**Do this:** Locate every line in the rows that contains the string "checkbox" and copy each such line out in full. Case counts.

_ _ _ _ _

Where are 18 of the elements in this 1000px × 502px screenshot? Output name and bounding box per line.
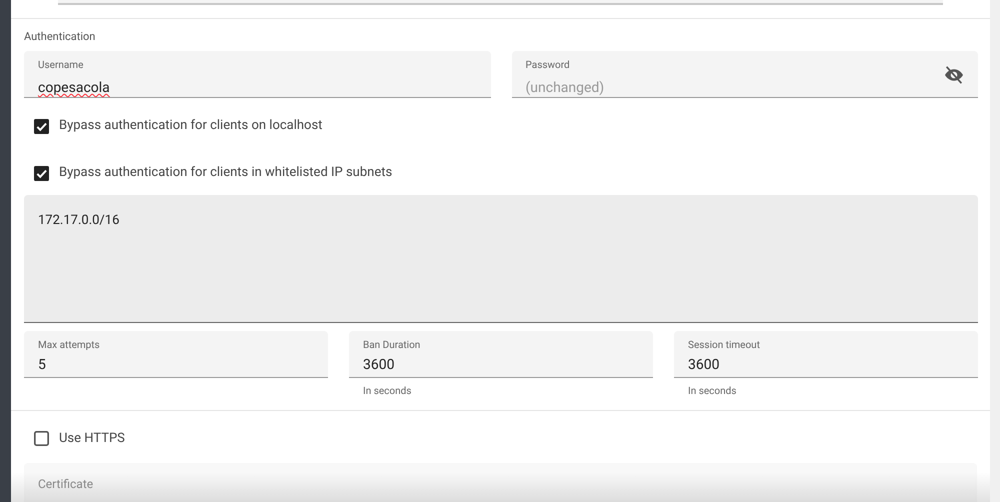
checkbox-label[interactable]: Bypass authentication for clients on localhost — [59, 116, 322, 136]
whitelist-textarea[interactable]: 172.17.0.0/16 — [24, 195, 978, 323]
checkbox[interactable] — [34, 431, 49, 446]
section-title: Authentication — [24, 29, 96, 45]
certificate-label: Certificate — [38, 476, 94, 492]
helper-text: In seconds — [362, 385, 412, 399]
password-field[interactable]: Password (unchanged) — [512, 51, 978, 98]
checkbox-label[interactable]: Use HTTPS — [59, 429, 125, 448]
checkbox-label[interactable]: Bypass authentication for clients in whitelisted IP subnets — [59, 163, 392, 183]
checkbox[interactable] — [34, 166, 49, 180]
number-field[interactable]: Ban Duration 3600 — [349, 331, 653, 378]
eye-slash-icon[interactable] — [944, 66, 964, 84]
helper-text: In seconds — [687, 385, 738, 399]
username-field[interactable]: Username copesacola — [24, 51, 490, 98]
scrollbar-track[interactable] — [990, 0, 1000, 502]
checkbox[interactable] — [34, 118, 49, 134]
number-field[interactable]: Session timeout 3600 — [674, 331, 978, 378]
number-field[interactable]: Max attempts 5 — [24, 331, 328, 378]
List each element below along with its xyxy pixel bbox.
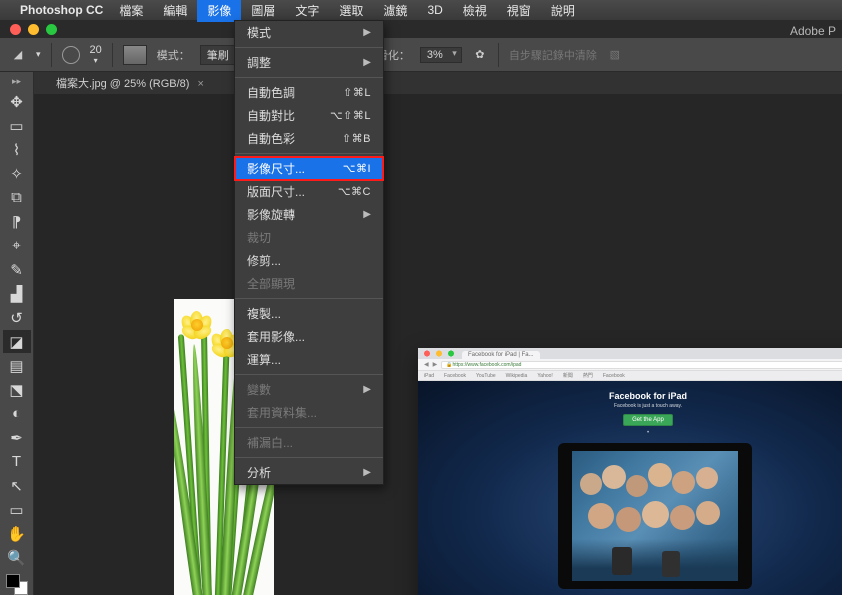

_ _ _ _ _

**Expected answer:**
checkbox-label[interactable]: Bypass authentication for clients on localhost — [59, 116, 322, 136]
checkbox[interactable] — [34, 431, 49, 446]
checkbox-label[interactable]: Use HTTPS — [59, 429, 125, 448]
checkbox-label[interactable]: Bypass authentication for clients in whitelisted IP subnets — [59, 163, 392, 183]
checkbox[interactable] — [34, 166, 49, 180]
checkbox[interactable] — [34, 118, 49, 134]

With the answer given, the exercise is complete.